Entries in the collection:

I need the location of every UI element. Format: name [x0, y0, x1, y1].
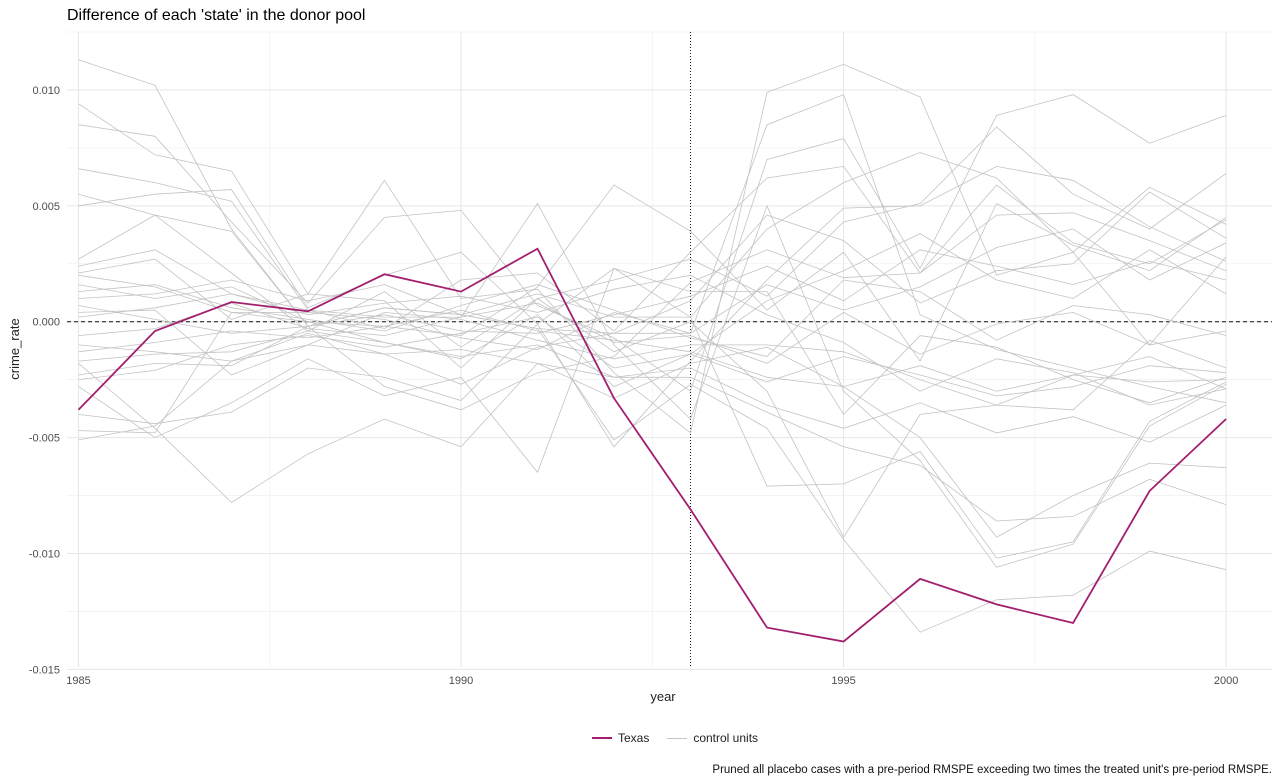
- control-unit-line: [78, 63, 1227, 434]
- y-tick-label: -0.010: [29, 548, 60, 560]
- x-tick-label: 1995: [831, 675, 855, 687]
- x-tick-label: 1985: [66, 675, 90, 687]
- control-unit-lines: [78, 59, 1227, 633]
- legend-swatch-texas: [591, 737, 612, 739]
- control-unit-line: [78, 165, 1227, 448]
- control-unit-line: [78, 267, 1227, 474]
- legend-item-control-units: control units: [667, 731, 758, 745]
- x-tick-labels: 1985 1990 1995 2000: [66, 675, 1238, 687]
- control-unit-line: [78, 228, 1227, 350]
- y-tick-label: 0.000: [32, 317, 60, 329]
- chart-title: Difference of each 'state' in the donor …: [67, 7, 366, 24]
- y-tick-labels: -0.015 -0.010 -0.005 0.000 0.005 0.010: [29, 85, 60, 676]
- control-unit-line: [78, 309, 1227, 411]
- y-tick-label: 0.005: [32, 201, 60, 213]
- control-unit-line: [78, 94, 1227, 392]
- control-unit-line: [78, 249, 1227, 334]
- x-axis-label: year: [650, 689, 676, 704]
- control-unit-line: [78, 346, 1227, 538]
- control-unit-line: [78, 189, 1227, 559]
- control-unit-line: [78, 184, 1227, 411]
- texas-line: [77, 247, 1227, 643]
- chart-caption: Pruned all placebo cases with a pre-peri…: [712, 764, 1272, 776]
- legend-label-texas: Texas: [617, 731, 650, 745]
- control-unit-line: [78, 214, 1227, 633]
- x-tick-label: 2000: [1214, 675, 1238, 687]
- control-unit-line: [78, 309, 1227, 392]
- reference-lines: [67, 32, 1272, 667]
- control-unit-line: [78, 152, 1227, 318]
- control-unit-line: [78, 168, 1227, 568]
- control-unit-line: [78, 274, 1227, 406]
- control-unit-line: [78, 332, 1227, 522]
- x-tick-label: 1990: [449, 675, 473, 687]
- y-tick-label: -0.005: [29, 433, 60, 445]
- control-unit-line: [78, 233, 1227, 380]
- control-unit-line: [78, 279, 1227, 357]
- texas-line-group: [77, 247, 1227, 643]
- legend-label-control-units: control units: [693, 731, 759, 745]
- legend-swatch-control-units: [667, 737, 688, 739]
- legend-item-texas: Texas: [591, 731, 650, 745]
- y-tick-label: 0.010: [32, 85, 60, 97]
- y-axis-label: crime_rate: [7, 318, 22, 379]
- y-tick-label: -0.015: [29, 664, 60, 676]
- control-unit-line: [78, 59, 1227, 404]
- control-unit-line: [78, 302, 1227, 364]
- grid-lines: [67, 31, 1272, 670]
- control-unit-line: [78, 330, 1227, 443]
- control-unit-line: [78, 311, 1227, 434]
- legend: Texas control units: [0, 731, 1280, 745]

What you have to do -
Identify every line in the items above that contains the string "legend", and copy each of those lines.

Full answer -
- legend-swatch-texas: [591, 737, 612, 739]
- legend-item-control-units: control units: [667, 731, 758, 745]
- legend-label-texas: Texas: [617, 731, 650, 745]
- legend-label-control-units: control units: [693, 731, 759, 745]
- legend-swatch-control-units: [667, 737, 688, 739]
- legend-item-texas: Texas: [591, 731, 650, 745]
- legend: Texas control units: [0, 731, 1280, 745]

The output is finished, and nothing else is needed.